Objetivo proposto:
Retome a crônica sobre a radiola de fichas, apresentada abaixo, e dê continuidade a ela a partir da frase "Destino: A casa da luz vermelha!".

Texto da página:
┄┄┄┄┄┄┄┄┄┄

Carlos Alberto Josuá Costa

Um sábado de Novembro.

Pousada Chalés dos Cajueiros, Lagoa Nova/RN, cidade serrana, 730m de altitude, temperatura 17° C. Essa precisão é para situar exatamente onde ela estava. Ela quem?

Coloquei a cadeira ao lado para uma leitura descompromissada com o tempo, mas meus pensamentos vagavam em outra direção: o de quantos a utilizaram para chorar os amores perdidos, a saudade sentida ou ainda realçar as emoções atuais.

Era uma radiola de fichas!

Pude até me transportar para o ambiente dos salões que recebiam aqueles, que em busca de “prazer” se desprendiam do cotidiano, ao som de um lamento amoroso.

– Eu e a Solidão (Fernando Mendes)

-Selva sem Você (Bartô Galeno)

-Brincar de Amor (Roberta Miranda)

-Quarto Negro (Amado Batista)

-Tão Sofrido (Reginaldo Rossi)

Em cada mesa, uma história de amor vivida ou em curso, todas elas recheadas de paixão ou sofrimento.

Não tinha idade. Confidências contadas. Todos conheciam a dosagem do bálsamo para sua necessidade (dor).

O desfile de olhares cúmplices de desejos momentâneos povoava a fantasia costurada momento a momento, até o beijo da conquista.

As razões pelas quais cada corpo feminino bailava de forma sensual, para atrair ou ser atraída, tinha na maioria das vezes origem em uma “tragédia” familiar ou amorosa, que ao julgamento da moral vigente, não permitia a convivência na pracinha da igreja, nem a graça de ser abençoada.

Não restava um “céu” ou um “inferno” que abrigasse tal infortúnio.

Malas prontas (um saco de pano ou uma maleta de madeira amarelada com alça de metal).

Sob os olhares críticos, curiosos e desejosos dos “cabritos novos”, recriminação das donzelas e desprezo dos pais, um adeus sofrido, contido nas entranhas de um ser humano.

Destino: A casa da luz vermelha!

┄┄┄┄┄┄┄┄┄┄

Registros de dados:
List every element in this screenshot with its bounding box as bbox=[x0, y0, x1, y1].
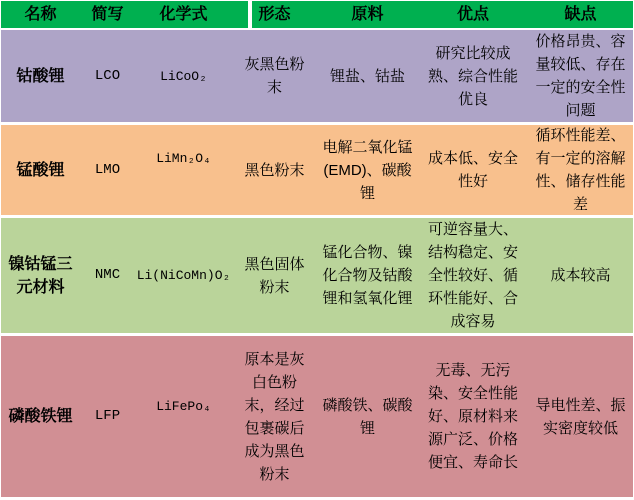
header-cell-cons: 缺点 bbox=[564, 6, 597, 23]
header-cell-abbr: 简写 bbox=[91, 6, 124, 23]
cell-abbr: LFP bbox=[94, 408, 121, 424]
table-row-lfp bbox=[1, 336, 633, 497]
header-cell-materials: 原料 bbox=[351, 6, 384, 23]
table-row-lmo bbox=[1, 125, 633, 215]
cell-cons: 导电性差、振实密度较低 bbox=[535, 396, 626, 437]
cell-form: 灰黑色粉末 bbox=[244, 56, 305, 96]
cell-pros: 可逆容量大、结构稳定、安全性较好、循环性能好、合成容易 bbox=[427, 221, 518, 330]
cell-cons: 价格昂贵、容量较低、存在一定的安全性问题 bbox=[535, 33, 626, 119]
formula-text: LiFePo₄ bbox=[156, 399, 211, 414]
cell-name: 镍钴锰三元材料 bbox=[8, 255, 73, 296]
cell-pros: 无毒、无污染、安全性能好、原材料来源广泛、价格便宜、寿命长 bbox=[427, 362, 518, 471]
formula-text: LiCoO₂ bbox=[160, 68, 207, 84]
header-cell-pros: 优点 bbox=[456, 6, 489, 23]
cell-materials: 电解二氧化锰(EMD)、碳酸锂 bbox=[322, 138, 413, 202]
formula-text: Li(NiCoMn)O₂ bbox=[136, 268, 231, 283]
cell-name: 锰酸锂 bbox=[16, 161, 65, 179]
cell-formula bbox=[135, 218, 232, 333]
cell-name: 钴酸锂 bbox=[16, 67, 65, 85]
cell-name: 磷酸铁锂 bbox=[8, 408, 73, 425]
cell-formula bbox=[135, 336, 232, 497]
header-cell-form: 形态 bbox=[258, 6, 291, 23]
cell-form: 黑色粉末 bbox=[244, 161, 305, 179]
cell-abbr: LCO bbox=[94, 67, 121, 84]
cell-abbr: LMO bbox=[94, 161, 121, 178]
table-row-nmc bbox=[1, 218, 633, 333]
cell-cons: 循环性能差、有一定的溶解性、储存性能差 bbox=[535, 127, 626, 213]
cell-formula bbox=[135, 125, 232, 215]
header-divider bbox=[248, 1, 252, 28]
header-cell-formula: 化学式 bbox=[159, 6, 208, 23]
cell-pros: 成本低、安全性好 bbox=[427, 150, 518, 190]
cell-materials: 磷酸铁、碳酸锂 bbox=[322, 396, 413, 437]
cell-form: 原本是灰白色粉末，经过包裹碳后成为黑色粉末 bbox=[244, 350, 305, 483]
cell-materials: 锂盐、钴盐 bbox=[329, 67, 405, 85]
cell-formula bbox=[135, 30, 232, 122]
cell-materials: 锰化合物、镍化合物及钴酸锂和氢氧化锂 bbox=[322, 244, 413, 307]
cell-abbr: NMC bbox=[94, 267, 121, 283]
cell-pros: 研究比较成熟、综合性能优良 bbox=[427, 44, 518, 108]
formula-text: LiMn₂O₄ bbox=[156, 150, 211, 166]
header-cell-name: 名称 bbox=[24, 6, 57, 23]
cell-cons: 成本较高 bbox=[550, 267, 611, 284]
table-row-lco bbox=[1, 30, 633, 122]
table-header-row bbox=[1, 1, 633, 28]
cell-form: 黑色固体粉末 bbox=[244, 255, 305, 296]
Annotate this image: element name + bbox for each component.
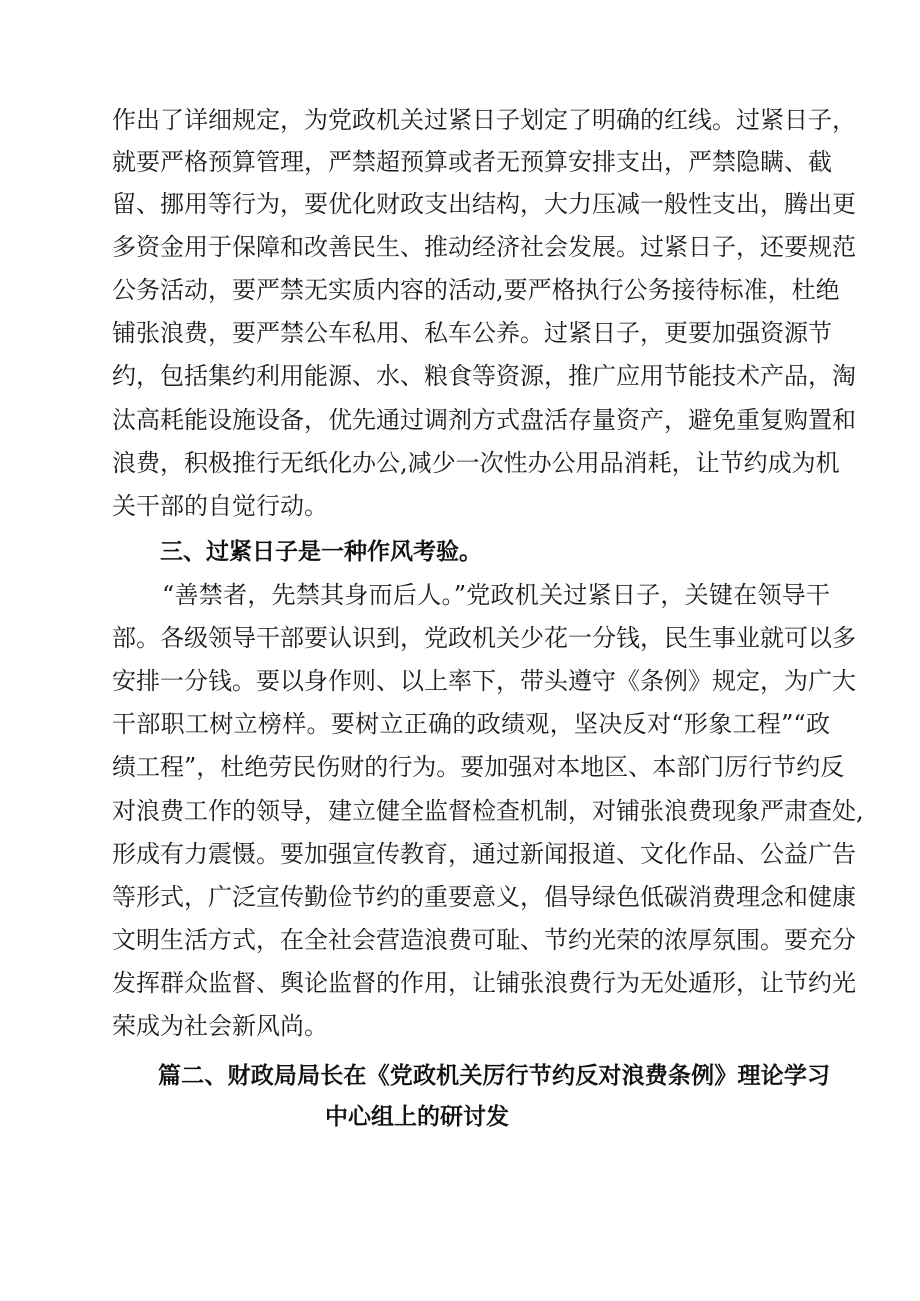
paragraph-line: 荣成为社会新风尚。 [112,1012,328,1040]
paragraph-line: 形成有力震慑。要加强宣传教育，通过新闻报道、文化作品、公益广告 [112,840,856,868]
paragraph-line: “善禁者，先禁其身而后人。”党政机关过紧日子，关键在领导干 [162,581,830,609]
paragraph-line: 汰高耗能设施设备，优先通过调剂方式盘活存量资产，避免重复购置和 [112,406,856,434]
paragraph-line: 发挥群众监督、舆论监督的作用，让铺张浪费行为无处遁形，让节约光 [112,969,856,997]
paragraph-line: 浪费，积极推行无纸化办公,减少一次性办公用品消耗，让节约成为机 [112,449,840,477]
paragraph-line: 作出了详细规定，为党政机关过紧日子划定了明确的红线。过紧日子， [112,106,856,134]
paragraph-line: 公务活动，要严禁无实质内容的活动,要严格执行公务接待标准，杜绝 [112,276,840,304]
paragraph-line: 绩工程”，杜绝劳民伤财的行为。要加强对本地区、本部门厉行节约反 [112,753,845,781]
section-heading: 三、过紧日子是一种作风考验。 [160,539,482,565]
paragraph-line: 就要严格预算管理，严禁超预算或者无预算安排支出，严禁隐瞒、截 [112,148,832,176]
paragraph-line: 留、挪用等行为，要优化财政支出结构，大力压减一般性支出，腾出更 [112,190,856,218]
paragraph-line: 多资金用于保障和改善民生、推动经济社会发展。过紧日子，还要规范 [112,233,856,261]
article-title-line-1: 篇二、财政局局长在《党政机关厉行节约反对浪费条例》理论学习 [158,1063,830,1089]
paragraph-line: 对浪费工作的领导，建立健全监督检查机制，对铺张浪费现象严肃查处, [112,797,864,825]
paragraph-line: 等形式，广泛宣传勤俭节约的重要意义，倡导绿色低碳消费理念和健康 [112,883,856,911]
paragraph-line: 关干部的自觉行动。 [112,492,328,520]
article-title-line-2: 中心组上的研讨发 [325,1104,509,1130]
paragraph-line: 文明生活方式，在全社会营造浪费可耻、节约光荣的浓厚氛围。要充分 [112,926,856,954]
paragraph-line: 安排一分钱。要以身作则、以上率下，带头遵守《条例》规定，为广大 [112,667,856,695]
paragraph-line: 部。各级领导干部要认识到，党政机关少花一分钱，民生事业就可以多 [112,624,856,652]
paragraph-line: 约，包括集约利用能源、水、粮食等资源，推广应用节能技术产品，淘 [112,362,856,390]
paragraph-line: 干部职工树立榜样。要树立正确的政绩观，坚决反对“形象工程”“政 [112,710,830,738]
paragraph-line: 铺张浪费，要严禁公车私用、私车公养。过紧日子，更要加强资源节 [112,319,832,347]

┄┄┄┄┄┄┄┄┄┄

Resultado:
Sujeita a regras disciplinares e a uma divisão financeira desigual, restava apenas esperar cada noite para vender “alívio” físico, e muita das vezes, emocional.

O que se passava durante o dia? Em que seus pensamentos remontavam? Em que esperanças se firmavam? O passado existe ou apenas o tempo presente, impulsionado para o amanhã imediato?

Um gole, uma ficha na radiola, uma música, um sorriso, um olhar, um acerto.

A noite varava a madrugada e os amores perdidos e achados se uniam na devassidão e luxúria.

“Os abajours foram acessos deixando a sala à meia luz”, do conto, ‘Sempre Amor’, de Ismênia Cardoso.

Do poema de Julia Cedraz, “extraio” a primeira estrofe:

Vagueiam suavemente os teus olhares
Ao rosto sobe-me sangue tímido
Em teu manto envolvestes
Até que o amor esquivo
Já se tendo tornado corajoso
Só inocência me resta
Para resgatar meu coração honrado
Presos na armadilha do amado…”.

Essa radiola ainda toca? Num suspiro só, Gilberto Gomes e Maria Eliane (proprietários da Pousada): “Toca sim! Mas tem uma ficha encalhada. Tenho que desmontá-la”.

Qual terá sido a última música tocada? Vou apostar em “Tango Triste” composição de Oswaldo Souza/Haroldo José, que em sua parte inicial expressa:

“Tango, tango triste / Leva ao mundo esta mensagem de amor / Diga a ela porque eu estou sofrendo / E que ela é, a causa desta minha dor / Tango, tango triste / Neste mundo, ninguém sofre mais que eu / A alegria que existia no meu peito / Por causa dela, pouco a pouco já morreu…”.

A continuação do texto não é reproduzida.